begin PROVIDED INFORMATION

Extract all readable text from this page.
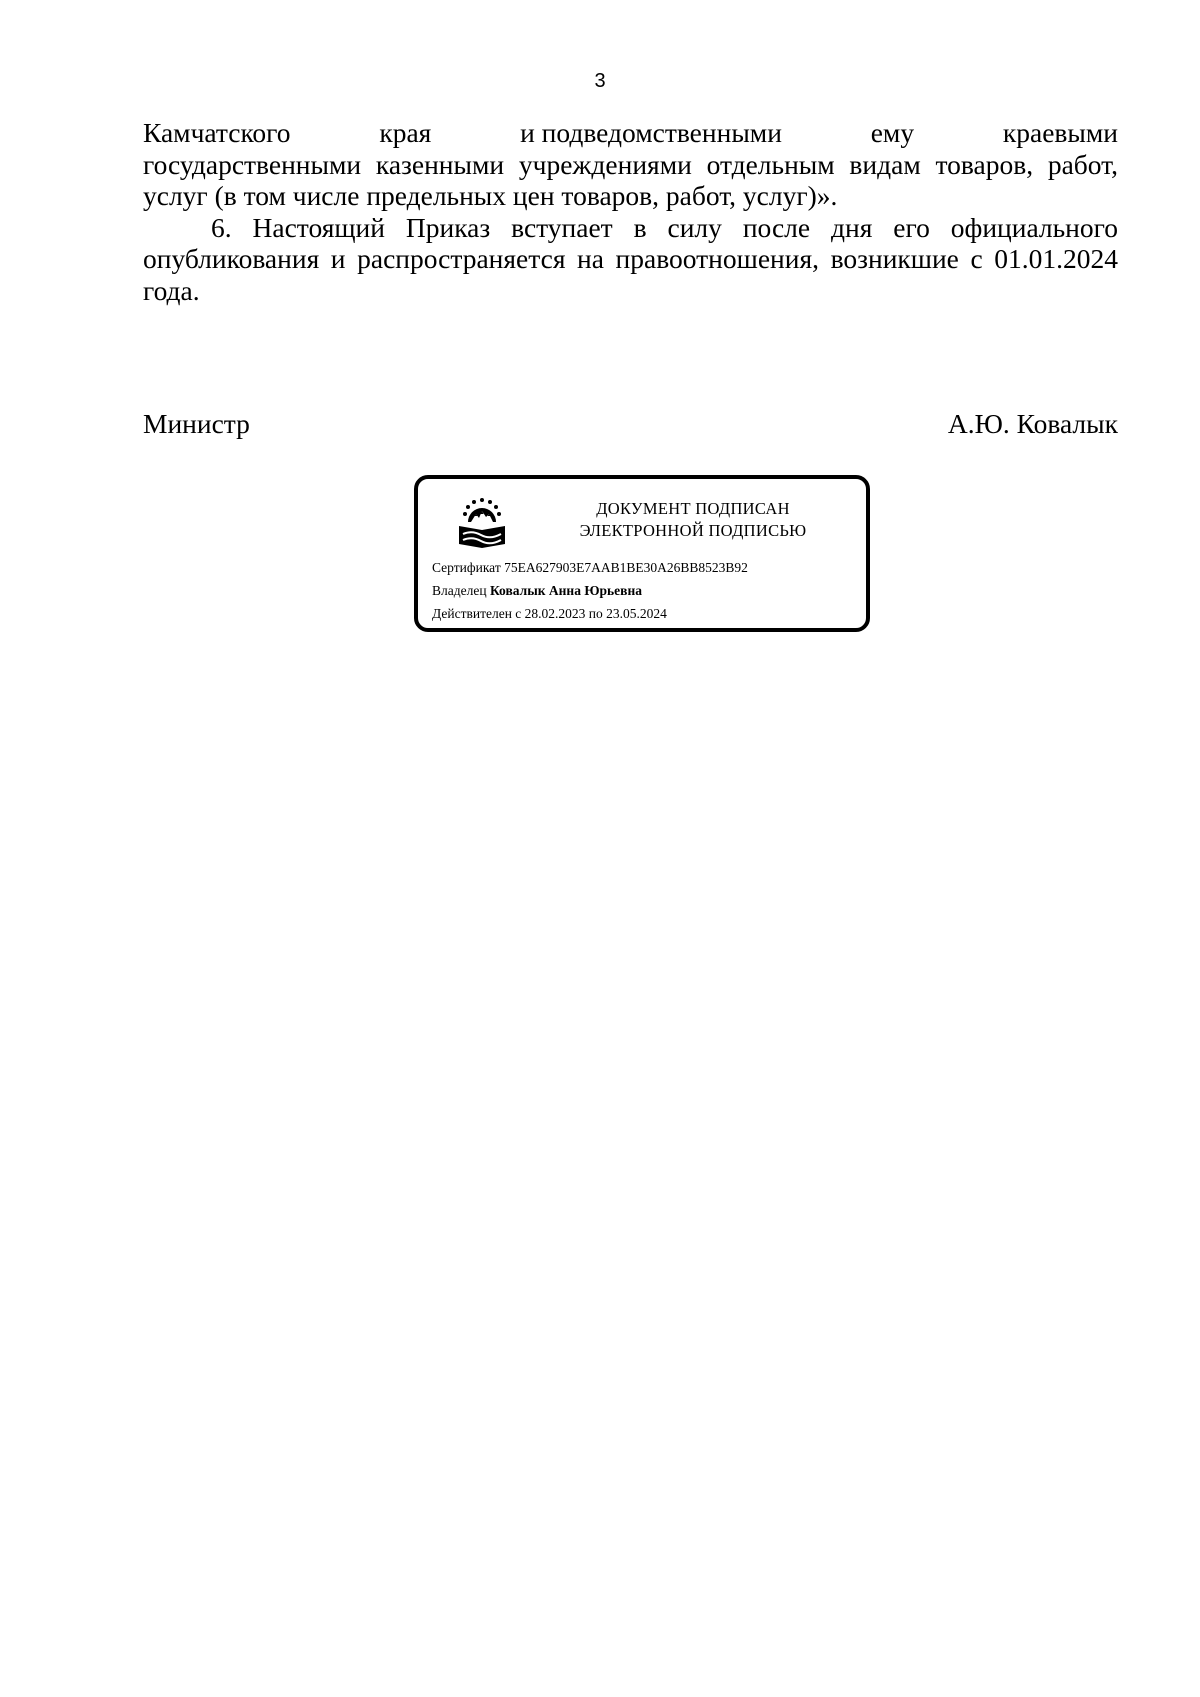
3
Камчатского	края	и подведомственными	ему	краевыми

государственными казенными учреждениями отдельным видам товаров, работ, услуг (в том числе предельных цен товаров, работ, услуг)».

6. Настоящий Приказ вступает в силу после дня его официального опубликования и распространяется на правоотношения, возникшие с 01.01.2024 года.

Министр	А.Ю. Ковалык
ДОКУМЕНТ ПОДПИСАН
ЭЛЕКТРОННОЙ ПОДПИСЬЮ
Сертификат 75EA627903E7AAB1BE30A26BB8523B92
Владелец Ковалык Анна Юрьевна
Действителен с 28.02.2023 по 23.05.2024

end PROVIDED INFORMATION

- EXERCISE AIM
Your copy should repeat each entry above exactly but contain no pictures.

- SOLUTION TO THIS TASK
Extract all readable text from this page.
3
Камчатского	края	и подведомственными	ему	краевыми

государственными казенными учреждениями отдельным видам товаров, работ, услуг (в том числе предельных цен товаров, работ, услуг)».

6. Настоящий Приказ вступает в силу после дня его официального опубликования и распространяется на правоотношения, возникшие с 01.01.2024 года.

Министр	А.Ю. Ковалык
ДОКУМЕНТ ПОДПИСАН
ЭЛЕКТРОННОЙ ПОДПИСЬЮ
Сертификат 75EA627903E7AAB1BE30A26BB8523B92
Владелец Ковалык Анна Юрьевна
Действителен с 28.02.2023 по 23.05.2024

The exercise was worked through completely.